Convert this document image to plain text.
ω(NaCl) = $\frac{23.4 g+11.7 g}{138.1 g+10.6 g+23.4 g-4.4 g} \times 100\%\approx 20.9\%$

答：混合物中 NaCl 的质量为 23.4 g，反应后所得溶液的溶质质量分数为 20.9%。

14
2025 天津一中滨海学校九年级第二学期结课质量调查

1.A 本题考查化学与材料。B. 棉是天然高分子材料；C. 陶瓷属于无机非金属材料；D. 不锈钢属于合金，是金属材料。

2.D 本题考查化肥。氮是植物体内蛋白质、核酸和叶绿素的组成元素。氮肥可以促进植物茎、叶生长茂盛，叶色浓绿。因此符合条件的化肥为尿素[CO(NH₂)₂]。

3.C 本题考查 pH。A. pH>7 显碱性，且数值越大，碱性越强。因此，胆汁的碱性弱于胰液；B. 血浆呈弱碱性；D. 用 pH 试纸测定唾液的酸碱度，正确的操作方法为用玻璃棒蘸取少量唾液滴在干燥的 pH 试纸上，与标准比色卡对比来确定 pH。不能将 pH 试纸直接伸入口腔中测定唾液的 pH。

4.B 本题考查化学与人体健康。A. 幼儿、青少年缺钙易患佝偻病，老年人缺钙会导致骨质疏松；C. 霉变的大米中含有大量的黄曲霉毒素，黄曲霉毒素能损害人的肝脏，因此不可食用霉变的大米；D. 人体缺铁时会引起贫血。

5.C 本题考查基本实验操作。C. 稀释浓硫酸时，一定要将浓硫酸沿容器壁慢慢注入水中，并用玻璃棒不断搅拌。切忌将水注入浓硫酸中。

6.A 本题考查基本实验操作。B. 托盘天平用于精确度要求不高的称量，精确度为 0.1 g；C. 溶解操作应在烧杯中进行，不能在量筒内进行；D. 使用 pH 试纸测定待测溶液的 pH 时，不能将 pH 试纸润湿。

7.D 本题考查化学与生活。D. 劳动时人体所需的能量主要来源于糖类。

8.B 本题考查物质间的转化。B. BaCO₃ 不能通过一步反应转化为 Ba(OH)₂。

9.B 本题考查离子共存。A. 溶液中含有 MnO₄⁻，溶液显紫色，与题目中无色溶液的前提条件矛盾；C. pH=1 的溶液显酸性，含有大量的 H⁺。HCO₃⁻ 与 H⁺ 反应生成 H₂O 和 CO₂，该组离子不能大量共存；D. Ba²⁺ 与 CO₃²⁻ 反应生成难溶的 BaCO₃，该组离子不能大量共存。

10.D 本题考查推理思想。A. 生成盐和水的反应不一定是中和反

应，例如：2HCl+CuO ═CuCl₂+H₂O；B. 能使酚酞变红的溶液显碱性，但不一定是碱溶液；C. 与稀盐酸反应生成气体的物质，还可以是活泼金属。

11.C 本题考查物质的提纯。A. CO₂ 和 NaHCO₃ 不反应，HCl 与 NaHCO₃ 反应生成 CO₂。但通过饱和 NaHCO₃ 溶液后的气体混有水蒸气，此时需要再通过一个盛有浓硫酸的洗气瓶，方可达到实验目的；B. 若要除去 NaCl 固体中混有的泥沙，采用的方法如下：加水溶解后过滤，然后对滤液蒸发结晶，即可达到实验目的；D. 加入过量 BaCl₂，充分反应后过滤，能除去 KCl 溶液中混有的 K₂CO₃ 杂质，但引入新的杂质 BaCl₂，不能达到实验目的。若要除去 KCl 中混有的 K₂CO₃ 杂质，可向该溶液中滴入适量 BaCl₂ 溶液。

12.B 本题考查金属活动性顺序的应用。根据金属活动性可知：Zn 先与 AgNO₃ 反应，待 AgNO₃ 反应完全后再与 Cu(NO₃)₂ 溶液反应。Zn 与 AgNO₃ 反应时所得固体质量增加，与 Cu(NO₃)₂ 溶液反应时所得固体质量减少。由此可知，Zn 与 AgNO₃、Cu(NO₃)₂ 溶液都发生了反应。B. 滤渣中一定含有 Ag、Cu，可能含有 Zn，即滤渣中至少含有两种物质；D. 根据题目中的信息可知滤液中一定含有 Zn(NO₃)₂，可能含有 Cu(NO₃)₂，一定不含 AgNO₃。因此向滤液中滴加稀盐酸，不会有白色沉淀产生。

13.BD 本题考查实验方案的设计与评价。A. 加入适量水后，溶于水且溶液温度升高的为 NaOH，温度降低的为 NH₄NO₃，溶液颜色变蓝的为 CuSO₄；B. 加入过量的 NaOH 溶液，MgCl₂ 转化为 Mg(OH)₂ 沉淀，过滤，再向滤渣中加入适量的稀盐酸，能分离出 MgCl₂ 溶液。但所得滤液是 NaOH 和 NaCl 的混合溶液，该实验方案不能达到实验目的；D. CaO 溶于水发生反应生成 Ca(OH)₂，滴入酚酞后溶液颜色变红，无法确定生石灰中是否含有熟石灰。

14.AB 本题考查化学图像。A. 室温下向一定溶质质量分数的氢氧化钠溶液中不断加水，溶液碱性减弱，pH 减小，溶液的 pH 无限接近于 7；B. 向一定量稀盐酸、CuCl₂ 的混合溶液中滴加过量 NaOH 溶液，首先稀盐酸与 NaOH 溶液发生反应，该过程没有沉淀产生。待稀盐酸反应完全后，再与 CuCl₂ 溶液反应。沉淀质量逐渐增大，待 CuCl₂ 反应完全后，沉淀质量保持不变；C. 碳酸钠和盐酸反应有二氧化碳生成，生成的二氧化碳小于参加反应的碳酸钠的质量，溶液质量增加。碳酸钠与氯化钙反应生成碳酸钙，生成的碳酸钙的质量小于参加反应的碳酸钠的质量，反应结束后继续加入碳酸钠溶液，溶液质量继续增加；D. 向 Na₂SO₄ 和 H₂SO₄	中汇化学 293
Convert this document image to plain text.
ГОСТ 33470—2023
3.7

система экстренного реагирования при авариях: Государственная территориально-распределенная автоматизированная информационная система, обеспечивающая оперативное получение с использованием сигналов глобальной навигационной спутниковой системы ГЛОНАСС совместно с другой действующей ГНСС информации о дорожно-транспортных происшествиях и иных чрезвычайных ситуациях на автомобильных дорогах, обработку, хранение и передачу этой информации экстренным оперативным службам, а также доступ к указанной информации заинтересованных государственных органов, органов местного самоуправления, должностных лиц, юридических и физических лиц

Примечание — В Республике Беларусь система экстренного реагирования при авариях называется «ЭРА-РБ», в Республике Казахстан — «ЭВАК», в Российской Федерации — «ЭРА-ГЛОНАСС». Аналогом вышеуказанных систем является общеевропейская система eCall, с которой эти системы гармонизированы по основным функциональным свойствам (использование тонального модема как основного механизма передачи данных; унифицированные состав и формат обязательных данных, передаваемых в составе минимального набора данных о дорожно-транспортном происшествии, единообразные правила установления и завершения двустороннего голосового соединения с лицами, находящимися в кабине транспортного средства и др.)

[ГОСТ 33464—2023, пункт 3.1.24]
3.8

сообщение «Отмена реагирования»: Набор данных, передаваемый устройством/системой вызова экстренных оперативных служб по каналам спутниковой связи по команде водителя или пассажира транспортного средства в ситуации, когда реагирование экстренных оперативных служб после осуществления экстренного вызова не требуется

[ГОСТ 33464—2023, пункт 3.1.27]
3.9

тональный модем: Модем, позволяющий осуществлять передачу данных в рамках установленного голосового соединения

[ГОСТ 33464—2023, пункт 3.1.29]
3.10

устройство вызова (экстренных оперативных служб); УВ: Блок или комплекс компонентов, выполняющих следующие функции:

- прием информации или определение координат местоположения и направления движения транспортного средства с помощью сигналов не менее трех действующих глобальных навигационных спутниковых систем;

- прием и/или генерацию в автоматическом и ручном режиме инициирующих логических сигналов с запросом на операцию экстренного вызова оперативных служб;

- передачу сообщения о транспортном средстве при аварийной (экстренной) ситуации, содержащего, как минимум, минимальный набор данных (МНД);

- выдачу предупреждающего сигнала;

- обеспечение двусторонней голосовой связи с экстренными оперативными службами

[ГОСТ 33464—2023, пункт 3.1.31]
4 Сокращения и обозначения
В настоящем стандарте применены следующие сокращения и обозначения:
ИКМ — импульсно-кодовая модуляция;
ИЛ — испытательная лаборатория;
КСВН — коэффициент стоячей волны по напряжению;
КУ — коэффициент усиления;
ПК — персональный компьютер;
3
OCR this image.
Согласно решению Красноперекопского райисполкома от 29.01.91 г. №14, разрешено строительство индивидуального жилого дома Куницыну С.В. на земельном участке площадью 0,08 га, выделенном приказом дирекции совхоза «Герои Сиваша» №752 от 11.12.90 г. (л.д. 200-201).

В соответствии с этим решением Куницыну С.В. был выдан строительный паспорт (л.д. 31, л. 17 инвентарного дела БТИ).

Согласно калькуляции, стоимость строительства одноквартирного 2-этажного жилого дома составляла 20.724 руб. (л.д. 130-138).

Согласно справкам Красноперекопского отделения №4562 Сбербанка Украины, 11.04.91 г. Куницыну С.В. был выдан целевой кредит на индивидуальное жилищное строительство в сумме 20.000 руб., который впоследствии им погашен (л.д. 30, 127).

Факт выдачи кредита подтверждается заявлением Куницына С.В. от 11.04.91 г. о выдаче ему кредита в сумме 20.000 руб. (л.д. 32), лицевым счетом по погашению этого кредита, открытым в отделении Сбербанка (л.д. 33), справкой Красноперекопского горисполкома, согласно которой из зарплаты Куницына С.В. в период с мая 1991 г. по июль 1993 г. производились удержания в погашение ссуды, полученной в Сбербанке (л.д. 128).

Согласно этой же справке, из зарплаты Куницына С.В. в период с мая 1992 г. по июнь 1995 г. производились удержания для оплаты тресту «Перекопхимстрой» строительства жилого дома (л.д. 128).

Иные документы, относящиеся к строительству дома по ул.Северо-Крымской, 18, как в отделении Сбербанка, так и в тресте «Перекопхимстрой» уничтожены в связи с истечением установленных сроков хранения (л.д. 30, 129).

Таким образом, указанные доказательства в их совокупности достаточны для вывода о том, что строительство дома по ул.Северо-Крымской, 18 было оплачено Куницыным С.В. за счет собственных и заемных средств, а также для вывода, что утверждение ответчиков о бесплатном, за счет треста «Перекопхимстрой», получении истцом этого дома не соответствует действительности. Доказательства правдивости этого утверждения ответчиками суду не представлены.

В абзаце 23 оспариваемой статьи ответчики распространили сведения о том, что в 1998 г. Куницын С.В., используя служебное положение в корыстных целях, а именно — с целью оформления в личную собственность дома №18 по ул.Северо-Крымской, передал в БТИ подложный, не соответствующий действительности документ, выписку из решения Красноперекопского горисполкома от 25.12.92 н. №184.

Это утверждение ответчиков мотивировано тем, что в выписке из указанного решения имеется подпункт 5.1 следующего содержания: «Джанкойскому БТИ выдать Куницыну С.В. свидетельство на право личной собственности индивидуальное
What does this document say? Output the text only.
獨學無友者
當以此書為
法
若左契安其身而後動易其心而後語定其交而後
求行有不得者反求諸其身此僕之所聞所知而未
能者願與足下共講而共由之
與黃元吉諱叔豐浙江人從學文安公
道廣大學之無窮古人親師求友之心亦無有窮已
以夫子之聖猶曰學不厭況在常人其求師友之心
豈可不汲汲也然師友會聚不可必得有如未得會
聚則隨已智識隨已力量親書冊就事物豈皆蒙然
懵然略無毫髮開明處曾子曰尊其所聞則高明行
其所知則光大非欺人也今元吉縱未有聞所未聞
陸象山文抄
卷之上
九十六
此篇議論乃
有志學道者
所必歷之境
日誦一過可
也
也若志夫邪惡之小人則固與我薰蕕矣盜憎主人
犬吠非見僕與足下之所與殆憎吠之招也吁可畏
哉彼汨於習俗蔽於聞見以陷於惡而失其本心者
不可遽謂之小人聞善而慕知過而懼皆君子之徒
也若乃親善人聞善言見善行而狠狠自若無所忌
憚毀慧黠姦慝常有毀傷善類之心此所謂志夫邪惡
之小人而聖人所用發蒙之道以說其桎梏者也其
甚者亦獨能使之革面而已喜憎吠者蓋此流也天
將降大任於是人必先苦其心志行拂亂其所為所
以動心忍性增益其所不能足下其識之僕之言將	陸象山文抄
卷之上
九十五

◆ ◆ ◆ ◆ ◆

_Exercise instructions_
Of the lines in the records, how many contain the word "экстренных"? Answer with the number and nothing else.

_Solution for this task_
2